• [Aim]:
Pick out each line of the records that includes the string "ИВАНОВИЧ", and copy it.

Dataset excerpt
- - - -

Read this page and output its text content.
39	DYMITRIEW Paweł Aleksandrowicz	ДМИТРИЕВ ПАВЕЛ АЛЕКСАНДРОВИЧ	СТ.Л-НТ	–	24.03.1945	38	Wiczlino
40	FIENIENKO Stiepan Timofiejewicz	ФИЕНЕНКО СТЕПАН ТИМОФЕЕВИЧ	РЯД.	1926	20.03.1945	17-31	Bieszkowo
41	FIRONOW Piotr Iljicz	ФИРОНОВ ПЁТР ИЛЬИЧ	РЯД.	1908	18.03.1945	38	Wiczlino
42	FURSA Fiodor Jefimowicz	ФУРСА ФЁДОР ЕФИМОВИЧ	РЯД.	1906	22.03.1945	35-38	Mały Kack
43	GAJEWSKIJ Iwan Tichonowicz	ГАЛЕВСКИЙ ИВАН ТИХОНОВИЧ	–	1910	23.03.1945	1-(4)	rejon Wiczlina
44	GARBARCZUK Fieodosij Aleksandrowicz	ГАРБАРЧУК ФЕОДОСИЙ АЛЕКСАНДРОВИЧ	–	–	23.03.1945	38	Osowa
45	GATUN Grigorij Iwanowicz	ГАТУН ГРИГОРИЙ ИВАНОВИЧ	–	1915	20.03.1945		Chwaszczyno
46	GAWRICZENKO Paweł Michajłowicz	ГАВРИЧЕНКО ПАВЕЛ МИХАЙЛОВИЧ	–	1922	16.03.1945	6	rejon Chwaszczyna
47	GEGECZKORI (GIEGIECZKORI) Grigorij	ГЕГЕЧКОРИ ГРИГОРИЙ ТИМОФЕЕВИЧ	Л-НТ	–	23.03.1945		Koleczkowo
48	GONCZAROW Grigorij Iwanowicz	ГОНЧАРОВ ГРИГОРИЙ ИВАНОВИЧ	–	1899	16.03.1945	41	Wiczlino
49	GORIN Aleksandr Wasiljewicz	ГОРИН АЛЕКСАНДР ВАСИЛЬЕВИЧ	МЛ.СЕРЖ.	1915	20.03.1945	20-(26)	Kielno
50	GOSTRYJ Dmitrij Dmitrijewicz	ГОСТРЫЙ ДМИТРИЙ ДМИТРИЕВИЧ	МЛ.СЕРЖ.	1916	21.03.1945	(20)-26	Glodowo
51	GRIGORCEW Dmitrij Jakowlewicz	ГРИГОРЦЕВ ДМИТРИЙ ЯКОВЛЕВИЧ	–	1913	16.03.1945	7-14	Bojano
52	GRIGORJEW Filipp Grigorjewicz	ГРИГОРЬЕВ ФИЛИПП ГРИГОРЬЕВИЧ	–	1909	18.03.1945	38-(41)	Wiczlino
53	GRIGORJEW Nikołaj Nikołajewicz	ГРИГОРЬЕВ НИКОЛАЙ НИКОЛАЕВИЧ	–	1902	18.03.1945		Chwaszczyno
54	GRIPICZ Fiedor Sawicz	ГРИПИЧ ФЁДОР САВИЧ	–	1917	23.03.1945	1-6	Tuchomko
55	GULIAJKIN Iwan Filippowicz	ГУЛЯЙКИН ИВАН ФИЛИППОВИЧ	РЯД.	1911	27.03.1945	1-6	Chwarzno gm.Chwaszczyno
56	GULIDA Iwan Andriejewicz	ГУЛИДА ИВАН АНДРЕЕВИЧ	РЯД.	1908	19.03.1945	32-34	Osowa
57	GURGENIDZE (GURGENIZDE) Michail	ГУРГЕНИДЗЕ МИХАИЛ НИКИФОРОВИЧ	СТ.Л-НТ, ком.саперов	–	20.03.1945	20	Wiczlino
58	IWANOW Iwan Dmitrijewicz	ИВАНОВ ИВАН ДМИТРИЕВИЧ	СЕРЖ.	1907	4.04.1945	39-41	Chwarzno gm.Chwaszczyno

- - - -

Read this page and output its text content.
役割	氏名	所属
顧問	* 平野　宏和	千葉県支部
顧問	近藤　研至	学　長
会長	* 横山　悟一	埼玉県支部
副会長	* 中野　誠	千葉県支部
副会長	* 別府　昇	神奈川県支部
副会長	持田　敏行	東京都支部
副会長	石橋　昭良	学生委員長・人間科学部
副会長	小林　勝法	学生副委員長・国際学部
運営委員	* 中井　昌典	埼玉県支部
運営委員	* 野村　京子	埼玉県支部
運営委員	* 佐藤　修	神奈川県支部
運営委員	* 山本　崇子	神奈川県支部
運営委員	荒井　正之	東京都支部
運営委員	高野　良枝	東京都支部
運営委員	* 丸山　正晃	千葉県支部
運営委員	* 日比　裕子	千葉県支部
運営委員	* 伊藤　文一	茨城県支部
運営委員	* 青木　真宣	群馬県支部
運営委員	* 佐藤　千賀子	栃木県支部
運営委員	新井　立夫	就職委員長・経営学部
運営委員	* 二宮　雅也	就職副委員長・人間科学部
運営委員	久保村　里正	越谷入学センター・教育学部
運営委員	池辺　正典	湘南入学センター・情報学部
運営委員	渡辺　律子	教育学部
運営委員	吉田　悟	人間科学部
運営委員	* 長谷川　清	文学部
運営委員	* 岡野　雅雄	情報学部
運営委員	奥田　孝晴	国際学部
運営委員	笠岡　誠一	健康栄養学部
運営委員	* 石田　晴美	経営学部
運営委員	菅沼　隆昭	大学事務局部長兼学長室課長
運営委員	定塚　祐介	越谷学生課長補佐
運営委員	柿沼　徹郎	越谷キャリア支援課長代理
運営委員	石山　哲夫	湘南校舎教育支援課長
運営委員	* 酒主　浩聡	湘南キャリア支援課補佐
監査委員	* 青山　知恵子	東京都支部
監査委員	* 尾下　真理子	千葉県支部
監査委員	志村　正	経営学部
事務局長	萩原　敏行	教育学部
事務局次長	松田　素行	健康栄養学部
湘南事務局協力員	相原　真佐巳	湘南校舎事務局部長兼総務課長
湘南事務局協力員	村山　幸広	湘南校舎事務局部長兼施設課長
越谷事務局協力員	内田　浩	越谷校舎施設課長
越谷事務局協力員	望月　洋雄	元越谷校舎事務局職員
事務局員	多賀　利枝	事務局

- - - -

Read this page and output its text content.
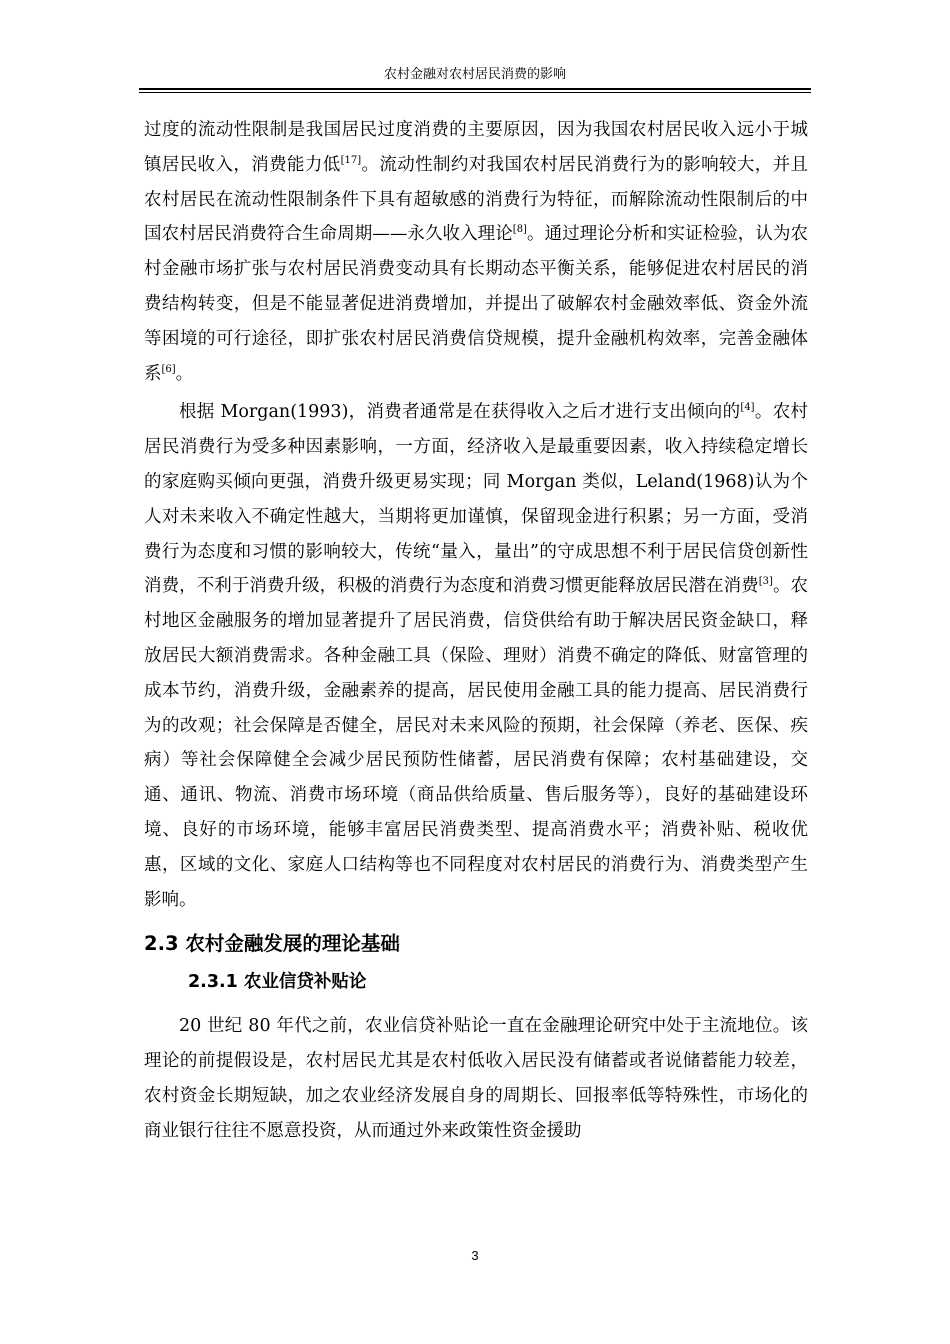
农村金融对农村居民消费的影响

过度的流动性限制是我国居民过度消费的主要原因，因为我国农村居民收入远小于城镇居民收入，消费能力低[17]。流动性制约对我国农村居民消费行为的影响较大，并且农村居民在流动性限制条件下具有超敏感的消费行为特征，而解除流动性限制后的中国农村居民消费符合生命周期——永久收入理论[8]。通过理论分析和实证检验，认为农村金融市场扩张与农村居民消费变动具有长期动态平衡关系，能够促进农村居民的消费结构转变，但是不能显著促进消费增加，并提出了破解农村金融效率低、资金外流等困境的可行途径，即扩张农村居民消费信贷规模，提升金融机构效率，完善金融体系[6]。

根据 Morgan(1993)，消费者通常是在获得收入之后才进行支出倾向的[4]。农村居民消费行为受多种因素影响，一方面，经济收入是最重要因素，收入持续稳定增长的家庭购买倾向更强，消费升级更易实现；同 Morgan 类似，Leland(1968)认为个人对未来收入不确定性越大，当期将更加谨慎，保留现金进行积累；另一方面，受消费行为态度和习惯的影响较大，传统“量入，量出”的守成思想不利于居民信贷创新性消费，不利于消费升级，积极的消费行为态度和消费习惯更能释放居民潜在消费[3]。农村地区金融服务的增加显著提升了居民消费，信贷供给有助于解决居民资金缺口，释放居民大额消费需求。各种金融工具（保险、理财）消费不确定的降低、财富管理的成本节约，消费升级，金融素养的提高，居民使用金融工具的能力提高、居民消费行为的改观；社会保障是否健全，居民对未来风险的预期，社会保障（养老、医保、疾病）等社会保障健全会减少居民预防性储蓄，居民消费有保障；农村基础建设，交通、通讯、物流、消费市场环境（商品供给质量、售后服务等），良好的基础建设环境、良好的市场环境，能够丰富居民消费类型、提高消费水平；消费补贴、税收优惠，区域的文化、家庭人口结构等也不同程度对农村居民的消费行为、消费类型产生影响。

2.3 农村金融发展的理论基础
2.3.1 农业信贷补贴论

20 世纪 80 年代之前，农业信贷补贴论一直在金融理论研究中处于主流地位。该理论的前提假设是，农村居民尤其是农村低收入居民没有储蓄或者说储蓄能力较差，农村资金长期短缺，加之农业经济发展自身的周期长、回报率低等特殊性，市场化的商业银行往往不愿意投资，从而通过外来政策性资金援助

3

- - - -

• [The solution]:
45	GATUN Grigorij Iwanowicz	ГАТУН ГРИГОРИЙ ИВАНОВИЧ	–	1915	20.03.1945		Chwaszczyno
48	GONCZAROW Grigorij Iwanowicz	ГОНЧАРОВ ГРИГОРИЙ ИВАНОВИЧ	–	1899	16.03.1945	41	Wiczlino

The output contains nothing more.